### PROBLEM TO SOLVE
Copy the data exactly as it appears, and do not include any pictures.

=== DATA LINES ===

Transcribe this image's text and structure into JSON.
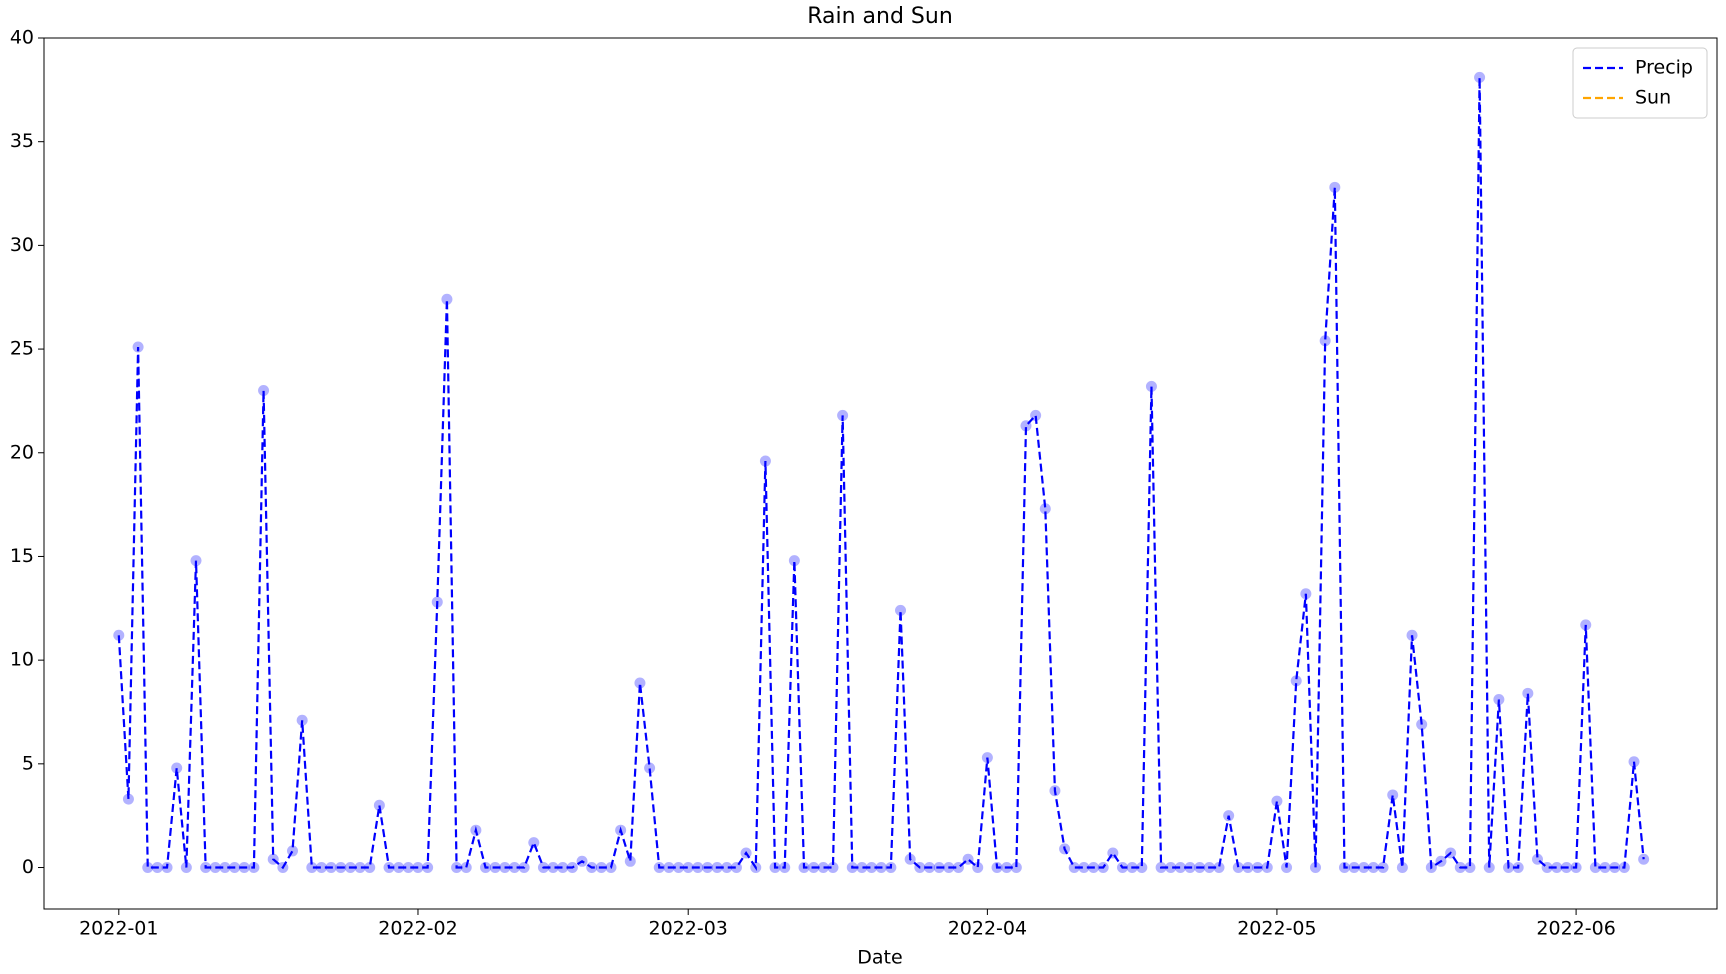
{
  "chart_data": {
    "type": "line",
    "title": "Rain and Sun",
    "x_label": "Date",
    "categories": [
      "2022-01",
      null,
      null,
      null,
      null,
      null,
      null,
      null,
      null,
      null,
      null,
      null,
      null,
      null,
      null,
      null,
      null,
      null,
      null,
      null,
      null,
      null,
      null,
      null,
      null,
      null,
      null,
      null,
      null,
      null,
      null,
      "2022-02",
      null,
      null,
      null,
      null,
      null,
      null,
      null,
      null,
      null,
      null,
      null,
      null,
      null,
      null,
      null,
      null,
      null,
      null,
      null,
      null,
      null,
      null,
      null,
      null,
      null,
      null,
      null,
      "2022-03",
      null,
      null,
      null,
      null,
      null,
      null,
      null,
      null,
      null,
      null,
      null,
      null,
      null,
      null,
      null,
      null,
      null,
      null,
      null,
      null,
      null,
      null,
      null,
      null,
      null,
      null,
      null,
      null,
      null,
      null,
      "2022-04",
      null,
      null,
      null,
      null,
      null,
      null,
      null,
      null,
      null,
      null,
      null,
      null,
      null,
      null,
      null,
      null,
      null,
      null,
      null,
      null,
      null,
      null,
      null,
      null,
      null,
      null,
      null,
      null,
      null,
      "2022-05",
      null,
      null,
      null,
      null,
      null,
      null,
      null,
      null,
      null,
      null,
      null,
      null,
      null,
      null,
      null,
      null,
      null,
      null,
      null,
      null,
      null,
      null,
      null,
      null,
      null,
      null,
      null,
      null,
      null,
      null,
      "2022-06",
      null,
      null,
      null,
      null,
      null,
      null,
      null
    ],
    "series": [
      {
        "name": "Precip",
        "color": "#0000ff",
        "values": [
          11.2,
          3.3,
          25.1,
          0,
          0,
          0,
          4.8,
          0,
          14.8,
          0,
          0,
          0,
          0,
          0,
          0,
          23,
          0.4,
          0,
          0.8,
          7.1,
          0,
          0,
          0,
          0,
          0,
          0,
          0,
          3,
          0,
          0,
          0,
          0,
          0,
          12.8,
          27.4,
          0,
          0,
          1.8,
          0,
          0,
          0,
          0,
          0,
          1.2,
          0,
          0,
          0,
          0,
          0.3,
          0,
          0,
          0,
          1.8,
          0.3,
          8.9,
          4.8,
          0,
          0,
          0,
          0,
          0,
          0,
          0,
          0,
          0,
          0.7,
          0,
          19.6,
          0,
          0,
          14.8,
          0,
          0,
          0,
          0,
          21.8,
          0,
          0,
          0,
          0,
          0,
          12.4,
          0.4,
          0,
          0,
          0,
          0,
          0,
          0.4,
          0,
          5.3,
          0,
          0,
          0,
          21.3,
          21.8,
          17.3,
          3.7,
          0.9,
          0,
          0,
          0,
          0,
          0.7,
          0,
          0,
          0,
          23.2,
          0,
          0,
          0,
          0,
          0,
          0,
          0,
          2.5,
          0,
          0,
          0,
          0,
          3.2,
          0,
          9,
          13.2,
          0,
          25.4,
          32.8,
          0,
          0,
          0,
          0,
          0,
          3.5,
          0,
          11.2,
          6.9,
          0,
          0.3,
          0.7,
          0,
          0,
          38.1,
          0,
          8.1,
          0,
          0,
          8.4,
          0.4,
          0,
          0,
          0,
          0,
          11.7,
          0,
          0,
          0,
          0,
          5.1,
          0.4
        ]
      },
      {
        "name": "Sun",
        "color": "#ffa500",
        "values": [
          null,
          null,
          null,
          null,
          null,
          null,
          null,
          null,
          null,
          null,
          null,
          null,
          null,
          null,
          null,
          null,
          null,
          null,
          null,
          null,
          null,
          null,
          null,
          null,
          null,
          null,
          null,
          null,
          null,
          null,
          null,
          null,
          null,
          null,
          null,
          null,
          null,
          null,
          null,
          null,
          null,
          null,
          null,
          null,
          null,
          null,
          null,
          null,
          null,
          null,
          null,
          null,
          null,
          null,
          null,
          null,
          null,
          null,
          null,
          null,
          null,
          null,
          null,
          null,
          null,
          null,
          null,
          null,
          null,
          null,
          null,
          null,
          null,
          null,
          null,
          null,
          null,
          null,
          null,
          null,
          null,
          null,
          null,
          null,
          null,
          null,
          null,
          null,
          null,
          null,
          null,
          null,
          null,
          null,
          null,
          null,
          null,
          null,
          null,
          null,
          null,
          null,
          null,
          null,
          null,
          null,
          null,
          null,
          null,
          null,
          null,
          null,
          null,
          null,
          null,
          null,
          null,
          null,
          null,
          null,
          null,
          null,
          null,
          null,
          null,
          null,
          null,
          null,
          null,
          null,
          null,
          null,
          null,
          null,
          null,
          null,
          null,
          null,
          null,
          null,
          null,
          null,
          null,
          null,
          null,
          null,
          null,
          null,
          null,
          null,
          null,
          null,
          null,
          null,
          null,
          null,
          null,
          null,
          null
        ]
      }
    ],
    "ylim": [
      -2,
      40
    ],
    "yticks": [
      0,
      5,
      10,
      15,
      20,
      25,
      30,
      35,
      40
    ],
    "line_style": "dashed",
    "markers": true,
    "legend": "upper right",
    "grid": false
  }
}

===

### FULL ANSWER
Transcribe this image's text and structure into JSON.
{
  "chart_data": {
    "type": "line",
    "title": "Rain and Sun",
    "x_label": "Date",
    "categories": [
      "2022-01",
      null,
      null,
      null,
      null,
      null,
      null,
      null,
      null,
      null,
      null,
      null,
      null,
      null,
      null,
      null,
      null,
      null,
      null,
      null,
      null,
      null,
      null,
      null,
      null,
      null,
      null,
      null,
      null,
      null,
      null,
      "2022-02",
      null,
      null,
      null,
      null,
      null,
      null,
      null,
      null,
      null,
      null,
      null,
      null,
      null,
      null,
      null,
      null,
      null,
      null,
      null,
      null,
      null,
      null,
      null,
      null,
      null,
      null,
      null,
      "2022-03",
      null,
      null,
      null,
      null,
      null,
      null,
      null,
      null,
      null,
      null,
      null,
      null,
      null,
      null,
      null,
      null,
      null,
      null,
      null,
      null,
      null,
      null,
      null,
      null,
      null,
      null,
      null,
      null,
      null,
      null,
      "2022-04",
      null,
      null,
      null,
      null,
      null,
      null,
      null,
      null,
      null,
      null,
      null,
      null,
      null,
      null,
      null,
      null,
      null,
      null,
      null,
      null,
      null,
      null,
      null,
      null,
      null,
      null,
      null,
      null,
      null,
      "2022-05",
      null,
      null,
      null,
      null,
      null,
      null,
      null,
      null,
      null,
      null,
      null,
      null,
      null,
      null,
      null,
      null,
      null,
      null,
      null,
      null,
      null,
      null,
      null,
      null,
      null,
      null,
      null,
      null,
      null,
      null,
      "2022-06",
      null,
      null,
      null,
      null,
      null,
      null,
      null
    ],
    "series": [
      {
        "name": "Precip",
        "color": "#0000ff",
        "values": [
          11.2,
          3.3,
          25.1,
          0,
          0,
          0,
          4.8,
          0,
          14.8,
          0,
          0,
          0,
          0,
          0,
          0,
          23,
          0.4,
          0,
          0.8,
          7.1,
          0,
          0,
          0,
          0,
          0,
          0,
          0,
          3,
          0,
          0,
          0,
          0,
          0,
          12.8,
          27.4,
          0,
          0,
          1.8,
          0,
          0,
          0,
          0,
          0,
          1.2,
          0,
          0,
          0,
          0,
          0.3,
          0,
          0,
          0,
          1.8,
          0.3,
          8.9,
          4.8,
          0,
          0,
          0,
          0,
          0,
          0,
          0,
          0,
          0,
          0.7,
          0,
          19.6,
          0,
          0,
          14.8,
          0,
          0,
          0,
          0,
          21.8,
          0,
          0,
          0,
          0,
          0,
          12.4,
          0.4,
          0,
          0,
          0,
          0,
          0,
          0.4,
          0,
          5.3,
          0,
          0,
          0,
          21.3,
          21.8,
          17.3,
          3.7,
          0.9,
          0,
          0,
          0,
          0,
          0.7,
          0,
          0,
          0,
          23.2,
          0,
          0,
          0,
          0,
          0,
          0,
          0,
          2.5,
          0,
          0,
          0,
          0,
          3.2,
          0,
          9,
          13.2,
          0,
          25.4,
          32.8,
          0,
          0,
          0,
          0,
          0,
          3.5,
          0,
          11.2,
          6.9,
          0,
          0.3,
          0.7,
          0,
          0,
          38.1,
          0,
          8.1,
          0,
          0,
          8.4,
          0.4,
          0,
          0,
          0,
          0,
          11.7,
          0,
          0,
          0,
          0,
          5.1,
          0.4
        ]
      },
      {
        "name": "Sun",
        "color": "#ffa500",
        "values": [
          null,
          null,
          null,
          null,
          null,
          null,
          null,
          null,
          null,
          null,
          null,
          null,
          null,
          null,
          null,
          null,
          null,
          null,
          null,
          null,
          null,
          null,
          null,
          null,
          null,
          null,
          null,
          null,
          null,
          null,
          null,
          null,
          null,
          null,
          null,
          null,
          null,
          null,
          null,
          null,
          null,
          null,
          null,
          null,
          null,
          null,
          null,
          null,
          null,
          null,
          null,
          null,
          null,
          null,
          null,
          null,
          null,
          null,
          null,
          null,
          null,
          null,
          null,
          null,
          null,
          null,
          null,
          null,
          null,
          null,
          null,
          null,
          null,
          null,
          null,
          null,
          null,
          null,
          null,
          null,
          null,
          null,
          null,
          null,
          null,
          null,
          null,
          null,
          null,
          null,
          null,
          null,
          null,
          null,
          null,
          null,
          null,
          null,
          null,
          null,
          null,
          null,
          null,
          null,
          null,
          null,
          null,
          null,
          null,
          null,
          null,
          null,
          null,
          null,
          null,
          null,
          null,
          null,
          null,
          null,
          null,
          null,
          null,
          null,
          null,
          null,
          null,
          null,
          null,
          null,
          null,
          null,
          null,
          null,
          null,
          null,
          null,
          null,
          null,
          null,
          null,
          null,
          null,
          null,
          null,
          null,
          null,
          null,
          null,
          null,
          null,
          null,
          null,
          null,
          null,
          null,
          null,
          null,
          null
        ]
      }
    ],
    "ylim": [
      -2,
      40
    ],
    "yticks": [
      0,
      5,
      10,
      15,
      20,
      25,
      30,
      35,
      40
    ],
    "line_style": "dashed",
    "markers": true,
    "legend": "upper right",
    "grid": false
  }
}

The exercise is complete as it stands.